■ **Task requirements**: Could you return the data below exactly as it appears?
==============================
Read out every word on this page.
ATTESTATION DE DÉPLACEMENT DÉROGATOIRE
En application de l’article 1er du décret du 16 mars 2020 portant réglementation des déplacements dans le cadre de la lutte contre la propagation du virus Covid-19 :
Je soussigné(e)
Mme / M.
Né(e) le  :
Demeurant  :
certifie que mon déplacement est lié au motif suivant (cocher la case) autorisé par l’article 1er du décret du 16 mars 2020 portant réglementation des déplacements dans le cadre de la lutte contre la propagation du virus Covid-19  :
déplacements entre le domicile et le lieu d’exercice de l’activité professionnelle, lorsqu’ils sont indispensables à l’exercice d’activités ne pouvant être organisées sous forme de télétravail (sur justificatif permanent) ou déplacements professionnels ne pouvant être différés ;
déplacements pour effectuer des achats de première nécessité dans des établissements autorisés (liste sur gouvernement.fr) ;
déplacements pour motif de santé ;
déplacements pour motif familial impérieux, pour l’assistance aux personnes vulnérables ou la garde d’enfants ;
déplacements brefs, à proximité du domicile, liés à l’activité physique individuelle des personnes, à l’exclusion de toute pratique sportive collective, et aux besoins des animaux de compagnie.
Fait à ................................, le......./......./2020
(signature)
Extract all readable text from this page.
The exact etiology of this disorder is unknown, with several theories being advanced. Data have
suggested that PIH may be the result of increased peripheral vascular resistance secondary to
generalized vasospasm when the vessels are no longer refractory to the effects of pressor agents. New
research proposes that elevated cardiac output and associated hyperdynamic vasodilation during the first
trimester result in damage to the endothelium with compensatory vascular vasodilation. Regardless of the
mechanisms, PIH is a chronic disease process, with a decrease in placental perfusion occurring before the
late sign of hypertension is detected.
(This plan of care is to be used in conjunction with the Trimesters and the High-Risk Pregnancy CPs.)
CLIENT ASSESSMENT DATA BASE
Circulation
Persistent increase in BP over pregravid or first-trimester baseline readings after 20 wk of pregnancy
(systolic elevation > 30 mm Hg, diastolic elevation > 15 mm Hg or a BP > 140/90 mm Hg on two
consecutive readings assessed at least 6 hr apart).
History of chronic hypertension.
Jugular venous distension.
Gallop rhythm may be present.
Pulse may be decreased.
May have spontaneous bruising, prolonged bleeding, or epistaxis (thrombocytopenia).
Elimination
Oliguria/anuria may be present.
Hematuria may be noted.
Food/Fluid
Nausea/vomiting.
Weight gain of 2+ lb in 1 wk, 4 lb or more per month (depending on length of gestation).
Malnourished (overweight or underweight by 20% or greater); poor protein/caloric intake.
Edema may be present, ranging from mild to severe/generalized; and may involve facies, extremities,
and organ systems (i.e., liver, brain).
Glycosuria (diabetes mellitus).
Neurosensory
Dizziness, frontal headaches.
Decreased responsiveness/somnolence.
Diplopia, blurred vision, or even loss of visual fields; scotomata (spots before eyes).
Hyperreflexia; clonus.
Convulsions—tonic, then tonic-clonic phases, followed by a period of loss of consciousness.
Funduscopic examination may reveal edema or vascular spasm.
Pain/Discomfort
==============================
■ **Solution below**:
Read out every word on this page.
ATTESTATION DE DÉPLACEMENT DÉROGATOIRE
En application de l’article 1er du décret du 16 mars 2020 portant réglementation des déplacements dans le cadre de la lutte contre la propagation du virus Covid-19 :
Je soussigné(e)
Mme / M.
Né(e) le  :
Demeurant  :
certifie que mon déplacement est lié au motif suivant (cocher la case) autorisé par l’article 1er du décret du 16 mars 2020 portant réglementation des déplacements dans le cadre de la lutte contre la propagation du virus Covid-19  :
déplacements entre le domicile et le lieu d’exercice de l’activité professionnelle, lorsqu’ils sont indispensables à l’exercice d’activités ne pouvant être organisées sous forme de télétravail (sur justificatif permanent) ou déplacements professionnels ne pouvant être différés ;
déplacements pour effectuer des achats de première nécessité dans des établissements autorisés (liste sur gouvernement.fr) ;
déplacements pour motif de santé ;
déplacements pour motif familial impérieux, pour l’assistance aux personnes vulnérables ou la garde d’enfants ;
déplacements brefs, à proximité du domicile, liés à l’activité physique individuelle des personnes, à l’exclusion de toute pratique sportive collective, et aux besoins des animaux de compagnie.
Fait à ................................, le......./......./2020
(signature)
Extract all readable text from this page.
The exact etiology of this disorder is unknown, with several theories being advanced. Data have
suggested that PIH may be the result of increased peripheral vascular resistance secondary to
generalized vasospasm when the vessels are no longer refractory to the effects of pressor agents. New
research proposes that elevated cardiac output and associated hyperdynamic vasodilation during the first
trimester result in damage to the endothelium with compensatory vascular vasodilation. Regardless of the
mechanisms, PIH is a chronic disease process, with a decrease in placental perfusion occurring before the
late sign of hypertension is detected.
(This plan of care is to be used in conjunction with the Trimesters and the High-Risk Pregnancy CPs.)
CLIENT ASSESSMENT DATA BASE
Circulation
Persistent increase in BP over pregravid or first-trimester baseline readings after 20 wk of pregnancy
(systolic elevation > 30 mm Hg, diastolic elevation > 15 mm Hg or a BP > 140/90 mm Hg on two
consecutive readings assessed at least 6 hr apart).
History of chronic hypertension.
Jugular venous distension.
Gallop rhythm may be present.
Pulse may be decreased.
May have spontaneous bruising, prolonged bleeding, or epistaxis (thrombocytopenia).
Elimination
Oliguria/anuria may be present.
Hematuria may be noted.
Food/Fluid
Nausea/vomiting.
Weight gain of 2+ lb in 1 wk, 4 lb or more per month (depending on length of gestation).
Malnourished (overweight or underweight by 20% or greater); poor protein/caloric intake.
Edema may be present, ranging from mild to severe/generalized; and may involve facies, extremities,
and organ systems (i.e., liver, brain).
Glycosuria (diabetes mellitus).
Neurosensory
Dizziness, frontal headaches.
Decreased responsiveness/somnolence.
Diplopia, blurred vision, or even loss of visual fields; scotomata (spots before eyes).
Hyperreflexia; clonus.
Convulsions—tonic, then tonic-clonic phases, followed by a period of loss of consciousness.
Funduscopic examination may reveal edema or vascular spasm.
Pain/Discomfort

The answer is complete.